DATA PROVIDED:
★ ★ ★
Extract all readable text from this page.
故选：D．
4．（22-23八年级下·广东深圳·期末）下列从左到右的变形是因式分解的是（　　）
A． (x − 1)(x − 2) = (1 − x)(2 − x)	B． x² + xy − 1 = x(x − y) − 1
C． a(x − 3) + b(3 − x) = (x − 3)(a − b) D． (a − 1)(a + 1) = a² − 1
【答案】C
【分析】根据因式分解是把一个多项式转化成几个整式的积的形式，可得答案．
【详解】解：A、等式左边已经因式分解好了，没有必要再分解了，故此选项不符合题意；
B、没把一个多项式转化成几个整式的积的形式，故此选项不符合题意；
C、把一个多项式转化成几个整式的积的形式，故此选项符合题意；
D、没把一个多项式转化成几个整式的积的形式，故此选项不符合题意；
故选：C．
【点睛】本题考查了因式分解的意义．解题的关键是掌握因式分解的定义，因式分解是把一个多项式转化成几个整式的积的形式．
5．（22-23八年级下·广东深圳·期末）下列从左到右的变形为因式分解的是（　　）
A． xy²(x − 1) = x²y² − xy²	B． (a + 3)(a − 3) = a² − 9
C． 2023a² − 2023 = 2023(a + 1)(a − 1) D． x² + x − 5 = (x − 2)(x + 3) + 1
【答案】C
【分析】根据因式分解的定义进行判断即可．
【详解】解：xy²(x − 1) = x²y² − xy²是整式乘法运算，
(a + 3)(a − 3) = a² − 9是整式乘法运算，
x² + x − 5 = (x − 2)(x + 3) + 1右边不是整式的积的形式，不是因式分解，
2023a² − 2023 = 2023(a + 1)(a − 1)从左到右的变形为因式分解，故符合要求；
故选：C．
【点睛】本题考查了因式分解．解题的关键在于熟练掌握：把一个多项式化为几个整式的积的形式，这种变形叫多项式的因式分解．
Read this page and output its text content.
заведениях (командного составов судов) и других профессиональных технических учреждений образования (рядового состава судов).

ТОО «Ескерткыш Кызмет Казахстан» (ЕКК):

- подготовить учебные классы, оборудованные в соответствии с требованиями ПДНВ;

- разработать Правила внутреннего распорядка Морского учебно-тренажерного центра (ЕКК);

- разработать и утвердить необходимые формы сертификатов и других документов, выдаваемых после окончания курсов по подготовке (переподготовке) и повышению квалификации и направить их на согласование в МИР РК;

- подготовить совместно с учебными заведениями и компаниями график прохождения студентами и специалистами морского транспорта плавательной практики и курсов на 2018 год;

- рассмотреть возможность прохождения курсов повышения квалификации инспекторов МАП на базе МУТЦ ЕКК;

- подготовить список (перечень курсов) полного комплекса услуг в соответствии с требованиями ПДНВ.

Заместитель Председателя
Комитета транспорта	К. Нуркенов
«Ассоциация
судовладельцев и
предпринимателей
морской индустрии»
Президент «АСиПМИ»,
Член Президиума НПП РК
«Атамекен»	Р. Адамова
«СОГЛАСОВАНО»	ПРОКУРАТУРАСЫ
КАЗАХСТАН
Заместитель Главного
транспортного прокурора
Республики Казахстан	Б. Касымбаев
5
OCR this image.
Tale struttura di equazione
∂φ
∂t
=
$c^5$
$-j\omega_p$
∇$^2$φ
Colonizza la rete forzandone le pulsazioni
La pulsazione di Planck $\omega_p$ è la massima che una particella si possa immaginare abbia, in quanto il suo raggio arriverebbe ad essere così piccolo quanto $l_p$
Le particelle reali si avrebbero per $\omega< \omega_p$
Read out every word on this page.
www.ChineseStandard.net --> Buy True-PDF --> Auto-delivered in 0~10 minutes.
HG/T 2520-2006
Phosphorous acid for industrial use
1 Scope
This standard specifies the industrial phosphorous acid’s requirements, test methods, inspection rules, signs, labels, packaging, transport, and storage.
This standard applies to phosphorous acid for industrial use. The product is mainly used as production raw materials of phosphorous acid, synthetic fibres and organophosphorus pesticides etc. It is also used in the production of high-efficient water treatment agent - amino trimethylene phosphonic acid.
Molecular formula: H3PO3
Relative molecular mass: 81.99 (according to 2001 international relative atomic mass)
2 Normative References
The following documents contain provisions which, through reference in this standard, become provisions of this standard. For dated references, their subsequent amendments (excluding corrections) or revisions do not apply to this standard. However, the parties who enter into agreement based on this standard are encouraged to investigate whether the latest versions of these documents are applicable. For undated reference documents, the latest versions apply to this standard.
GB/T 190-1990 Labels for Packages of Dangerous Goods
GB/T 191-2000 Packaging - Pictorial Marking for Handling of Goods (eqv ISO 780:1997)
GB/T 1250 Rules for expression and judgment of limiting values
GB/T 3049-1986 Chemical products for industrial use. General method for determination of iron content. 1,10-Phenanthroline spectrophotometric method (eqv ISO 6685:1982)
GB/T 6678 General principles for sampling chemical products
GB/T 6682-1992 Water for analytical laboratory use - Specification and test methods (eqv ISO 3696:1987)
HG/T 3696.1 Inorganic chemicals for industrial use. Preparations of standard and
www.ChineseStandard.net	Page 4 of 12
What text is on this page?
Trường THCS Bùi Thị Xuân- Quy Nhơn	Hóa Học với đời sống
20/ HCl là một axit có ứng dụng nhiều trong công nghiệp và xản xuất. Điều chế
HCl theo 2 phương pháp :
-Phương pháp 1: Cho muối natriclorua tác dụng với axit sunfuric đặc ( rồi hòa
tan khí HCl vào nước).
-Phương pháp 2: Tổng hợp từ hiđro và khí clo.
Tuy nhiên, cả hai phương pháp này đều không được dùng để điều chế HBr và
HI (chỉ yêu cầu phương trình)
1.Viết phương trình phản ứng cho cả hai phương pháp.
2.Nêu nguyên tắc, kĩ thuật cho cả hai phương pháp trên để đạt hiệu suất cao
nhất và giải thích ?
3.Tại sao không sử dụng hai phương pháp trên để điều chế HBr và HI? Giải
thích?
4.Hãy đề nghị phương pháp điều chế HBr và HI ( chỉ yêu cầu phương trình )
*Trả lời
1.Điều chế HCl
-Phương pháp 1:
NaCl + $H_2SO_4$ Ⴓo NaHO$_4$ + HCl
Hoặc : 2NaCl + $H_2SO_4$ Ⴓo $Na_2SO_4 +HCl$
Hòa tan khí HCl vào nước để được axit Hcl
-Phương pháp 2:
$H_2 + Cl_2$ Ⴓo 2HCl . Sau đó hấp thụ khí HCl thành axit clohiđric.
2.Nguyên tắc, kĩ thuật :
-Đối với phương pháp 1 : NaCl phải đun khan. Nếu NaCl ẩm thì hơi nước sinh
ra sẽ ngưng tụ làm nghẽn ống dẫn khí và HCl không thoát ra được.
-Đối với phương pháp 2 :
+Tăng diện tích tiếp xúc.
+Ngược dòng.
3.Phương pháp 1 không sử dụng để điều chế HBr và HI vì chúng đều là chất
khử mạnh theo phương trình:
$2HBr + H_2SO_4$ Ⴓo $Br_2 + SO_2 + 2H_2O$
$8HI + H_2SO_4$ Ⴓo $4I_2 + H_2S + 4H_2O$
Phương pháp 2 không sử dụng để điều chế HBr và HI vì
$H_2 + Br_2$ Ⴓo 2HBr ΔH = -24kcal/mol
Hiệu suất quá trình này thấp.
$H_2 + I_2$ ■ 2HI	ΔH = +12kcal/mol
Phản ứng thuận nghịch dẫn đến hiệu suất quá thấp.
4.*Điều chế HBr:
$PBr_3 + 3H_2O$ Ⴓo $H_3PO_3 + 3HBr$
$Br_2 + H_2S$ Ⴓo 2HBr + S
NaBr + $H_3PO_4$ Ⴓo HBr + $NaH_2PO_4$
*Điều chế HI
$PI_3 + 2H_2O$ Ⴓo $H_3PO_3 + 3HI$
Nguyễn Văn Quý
★ ★ ★
SET EXERCISE: List all lines where "подготовить" occurs.

EXERCISE SOLUTION:
- подготовить учебные классы, оборудованные в соответствии с требованиями ПДНВ;
- подготовить совместно с учебными заведениями и компаниями график прохождения студентами и специалистами морского транспорта плавательной практики и курсов на 2018 год;
- подготовить список (перечень курсов) полного комплекса услуг в соответствии с требованиями ПДНВ.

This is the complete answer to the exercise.